**REQUIREMENT**:
Select all lines with the string "home" in them, and copy those lines.

○ ○ ○ ○

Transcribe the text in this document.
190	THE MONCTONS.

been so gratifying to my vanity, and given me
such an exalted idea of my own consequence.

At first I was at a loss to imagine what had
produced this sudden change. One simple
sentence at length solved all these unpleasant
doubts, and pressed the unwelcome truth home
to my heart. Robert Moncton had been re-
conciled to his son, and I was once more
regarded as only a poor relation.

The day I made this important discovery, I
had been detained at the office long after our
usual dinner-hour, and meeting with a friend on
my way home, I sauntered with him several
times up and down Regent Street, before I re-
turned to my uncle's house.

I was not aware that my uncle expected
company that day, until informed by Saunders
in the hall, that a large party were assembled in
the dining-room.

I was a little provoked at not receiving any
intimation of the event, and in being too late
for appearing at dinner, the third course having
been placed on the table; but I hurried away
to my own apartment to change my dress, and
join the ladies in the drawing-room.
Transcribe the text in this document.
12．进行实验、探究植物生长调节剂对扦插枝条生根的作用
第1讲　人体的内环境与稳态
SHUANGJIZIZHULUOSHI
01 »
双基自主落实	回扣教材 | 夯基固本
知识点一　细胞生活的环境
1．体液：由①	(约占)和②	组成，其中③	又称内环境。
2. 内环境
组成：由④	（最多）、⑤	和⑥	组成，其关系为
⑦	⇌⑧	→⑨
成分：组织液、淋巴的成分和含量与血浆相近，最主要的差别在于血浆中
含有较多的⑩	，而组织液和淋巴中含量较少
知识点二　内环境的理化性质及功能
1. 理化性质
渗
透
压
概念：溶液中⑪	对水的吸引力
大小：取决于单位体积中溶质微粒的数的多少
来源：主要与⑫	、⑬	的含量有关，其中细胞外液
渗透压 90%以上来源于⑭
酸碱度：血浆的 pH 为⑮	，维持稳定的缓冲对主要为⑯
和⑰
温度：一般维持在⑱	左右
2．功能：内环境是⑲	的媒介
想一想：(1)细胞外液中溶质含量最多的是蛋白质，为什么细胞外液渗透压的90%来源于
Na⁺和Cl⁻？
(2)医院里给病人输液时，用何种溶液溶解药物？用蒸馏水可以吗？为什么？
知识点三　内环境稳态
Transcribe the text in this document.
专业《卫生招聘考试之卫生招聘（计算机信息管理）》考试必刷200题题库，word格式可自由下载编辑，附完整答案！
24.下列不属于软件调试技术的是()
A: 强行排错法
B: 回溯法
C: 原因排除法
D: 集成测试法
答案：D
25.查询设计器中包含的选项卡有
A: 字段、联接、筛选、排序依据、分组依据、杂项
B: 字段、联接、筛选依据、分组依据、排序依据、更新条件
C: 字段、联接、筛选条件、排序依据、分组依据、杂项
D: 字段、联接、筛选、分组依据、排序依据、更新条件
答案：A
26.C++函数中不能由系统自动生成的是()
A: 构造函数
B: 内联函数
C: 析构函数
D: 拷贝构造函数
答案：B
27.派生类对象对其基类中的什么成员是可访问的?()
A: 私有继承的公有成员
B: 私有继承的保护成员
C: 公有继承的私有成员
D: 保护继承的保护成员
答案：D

○ ○ ○ ○

**REPLY**:
doubts, and pressed the unwelcome truth home
my way home, I sauntered with him several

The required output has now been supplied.